(Dataset records)
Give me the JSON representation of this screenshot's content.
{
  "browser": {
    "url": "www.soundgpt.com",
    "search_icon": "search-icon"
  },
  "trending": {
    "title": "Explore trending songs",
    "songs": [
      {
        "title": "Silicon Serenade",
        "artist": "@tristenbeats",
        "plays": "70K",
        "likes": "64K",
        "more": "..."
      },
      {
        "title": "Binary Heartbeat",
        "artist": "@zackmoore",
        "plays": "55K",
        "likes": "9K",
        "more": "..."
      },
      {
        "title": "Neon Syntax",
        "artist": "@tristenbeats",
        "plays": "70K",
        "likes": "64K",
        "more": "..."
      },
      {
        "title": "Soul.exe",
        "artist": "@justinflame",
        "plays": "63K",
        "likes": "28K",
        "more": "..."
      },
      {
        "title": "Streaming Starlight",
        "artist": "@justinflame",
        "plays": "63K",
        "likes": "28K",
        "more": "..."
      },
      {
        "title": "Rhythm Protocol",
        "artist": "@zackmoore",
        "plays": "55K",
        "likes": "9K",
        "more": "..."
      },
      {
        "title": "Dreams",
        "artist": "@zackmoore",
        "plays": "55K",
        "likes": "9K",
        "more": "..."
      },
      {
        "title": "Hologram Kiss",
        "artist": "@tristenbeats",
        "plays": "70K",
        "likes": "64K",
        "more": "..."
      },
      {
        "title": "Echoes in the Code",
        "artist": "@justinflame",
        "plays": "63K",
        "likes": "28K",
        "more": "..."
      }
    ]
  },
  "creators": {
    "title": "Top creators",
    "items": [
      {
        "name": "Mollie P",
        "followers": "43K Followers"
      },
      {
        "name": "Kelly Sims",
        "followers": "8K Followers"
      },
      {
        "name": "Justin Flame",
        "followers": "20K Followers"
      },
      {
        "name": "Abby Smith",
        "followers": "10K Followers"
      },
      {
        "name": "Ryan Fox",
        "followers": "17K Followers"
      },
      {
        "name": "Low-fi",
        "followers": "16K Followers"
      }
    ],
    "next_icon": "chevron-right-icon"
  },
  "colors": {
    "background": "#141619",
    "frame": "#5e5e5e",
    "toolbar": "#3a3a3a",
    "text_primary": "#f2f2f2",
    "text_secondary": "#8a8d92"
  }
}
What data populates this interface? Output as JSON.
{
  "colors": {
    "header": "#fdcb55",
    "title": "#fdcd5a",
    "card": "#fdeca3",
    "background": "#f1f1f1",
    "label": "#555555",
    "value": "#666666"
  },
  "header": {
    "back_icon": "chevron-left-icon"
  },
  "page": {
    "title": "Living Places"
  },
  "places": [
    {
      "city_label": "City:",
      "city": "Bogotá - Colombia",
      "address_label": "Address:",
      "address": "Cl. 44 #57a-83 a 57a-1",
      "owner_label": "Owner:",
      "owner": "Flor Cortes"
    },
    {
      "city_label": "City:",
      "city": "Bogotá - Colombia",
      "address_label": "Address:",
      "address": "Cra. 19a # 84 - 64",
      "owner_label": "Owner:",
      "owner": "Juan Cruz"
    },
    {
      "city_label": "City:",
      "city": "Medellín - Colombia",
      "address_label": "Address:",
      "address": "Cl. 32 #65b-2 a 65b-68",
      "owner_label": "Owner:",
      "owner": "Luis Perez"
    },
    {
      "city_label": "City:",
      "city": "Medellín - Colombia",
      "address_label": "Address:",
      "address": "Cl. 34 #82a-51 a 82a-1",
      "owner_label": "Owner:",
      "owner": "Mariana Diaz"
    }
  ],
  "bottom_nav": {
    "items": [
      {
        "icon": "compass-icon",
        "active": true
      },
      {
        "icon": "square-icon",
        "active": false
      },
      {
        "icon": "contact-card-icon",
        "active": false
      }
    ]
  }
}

### Challenge
Without leaving anything out, give the entries again exactly.

### Finished answer
Give me the JSON representation of this screenshot's content.
{
  "browser": {
    "url": "www.soundgpt.com",
    "search_icon": "search-icon"
  },
  "trending": {
    "title": "Explore trending songs",
    "songs": [
      {
        "title": "Silicon Serenade",
        "artist": "@tristenbeats",
        "plays": "70K",
        "likes": "64K",
        "more": "..."
      },
      {
        "title": "Binary Heartbeat",
        "artist": "@zackmoore",
        "plays": "55K",
        "likes": "9K",
        "more": "..."
      },
      {
        "title": "Neon Syntax",
        "artist": "@tristenbeats",
        "plays": "70K",
        "likes": "64K",
        "more": "..."
      },
      {
        "title": "Soul.exe",
        "artist": "@justinflame",
        "plays": "63K",
        "likes": "28K",
        "more": "..."
      },
      {
        "title": "Streaming Starlight",
        "artist": "@justinflame",
        "plays": "63K",
        "likes": "28K",
        "more": "..."
      },
      {
        "title": "Rhythm Protocol",
        "artist": "@zackmoore",
        "plays": "55K",
        "likes": "9K",
        "more": "..."
      },
      {
        "title": "Dreams",
        "artist": "@zackmoore",
        "plays": "55K",
        "likes": "9K",
        "more": "..."
      },
      {
        "title": "Hologram Kiss",
        "artist": "@tristenbeats",
        "plays": "70K",
        "likes": "64K",
        "more": "..."
      },
      {
        "title": "Echoes in the Code",
        "artist": "@justinflame",
        "plays": "63K",
        "likes": "28K",
        "more": "..."
      }
    ]
  },
  "creators": {
    "title": "Top creators",
    "items": [
      {
        "name": "Mollie P",
        "followers": "43K Followers"
      },
      {
        "name": "Kelly Sims",
        "followers": "8K Followers"
      },
      {
        "name": "Justin Flame",
        "followers": "20K Followers"
      },
      {
        "name": "Abby Smith",
        "followers": "10K Followers"
      },
      {
        "name": "Ryan Fox",
        "followers": "17K Followers"
      },
      {
        "name": "Low-fi",
        "followers": "16K Followers"
      }
    ],
    "next_icon": "chevron-right-icon"
  },
  "colors": {
    "background": "#141619",
    "frame": "#5e5e5e",
    "toolbar": "#3a3a3a",
    "text_primary": "#f2f2f2",
    "text_secondary": "#8a8d92"
  }
}
What data populates this interface? Output as JSON.
{
  "colors": {
    "header": "#fdcb55",
    "title": "#fdcd5a",
    "card": "#fdeca3",
    "background": "#f1f1f1",
    "label": "#555555",
    "value": "#666666"
  },
  "header": {
    "back_icon": "chevron-left-icon"
  },
  "page": {
    "title": "Living Places"
  },
  "places": [
    {
      "city_label": "City:",
      "city": "Bogotá - Colombia",
      "address_label": "Address:",
      "address": "Cl. 44 #57a-83 a 57a-1",
      "owner_label": "Owner:",
      "owner": "Flor Cortes"
    },
    {
      "city_label": "City:",
      "city": "Bogotá - Colombia",
      "address_label": "Address:",
      "address": "Cra. 19a # 84 - 64",
      "owner_label": "Owner:",
      "owner": "Juan Cruz"
    },
    {
      "city_label": "City:",
      "city": "Medellín - Colombia",
      "address_label": "Address:",
      "address": "Cl. 32 #65b-2 a 65b-68",
      "owner_label": "Owner:",
      "owner": "Luis Perez"
    },
    {
      "city_label": "City:",
      "city": "Medellín - Colombia",
      "address_label": "Address:",
      "address": "Cl. 34 #82a-51 a 82a-1",
      "owner_label": "Owner:",
      "owner": "Mariana Diaz"
    }
  ],
  "bottom_nav": {
    "items": [
      {
        "icon": "compass-icon",
        "active": true
      },
      {
        "icon": "square-icon",
        "active": false
      },
      {
        "icon": "contact-card-icon",
        "active": false
      }
    ]
  }
}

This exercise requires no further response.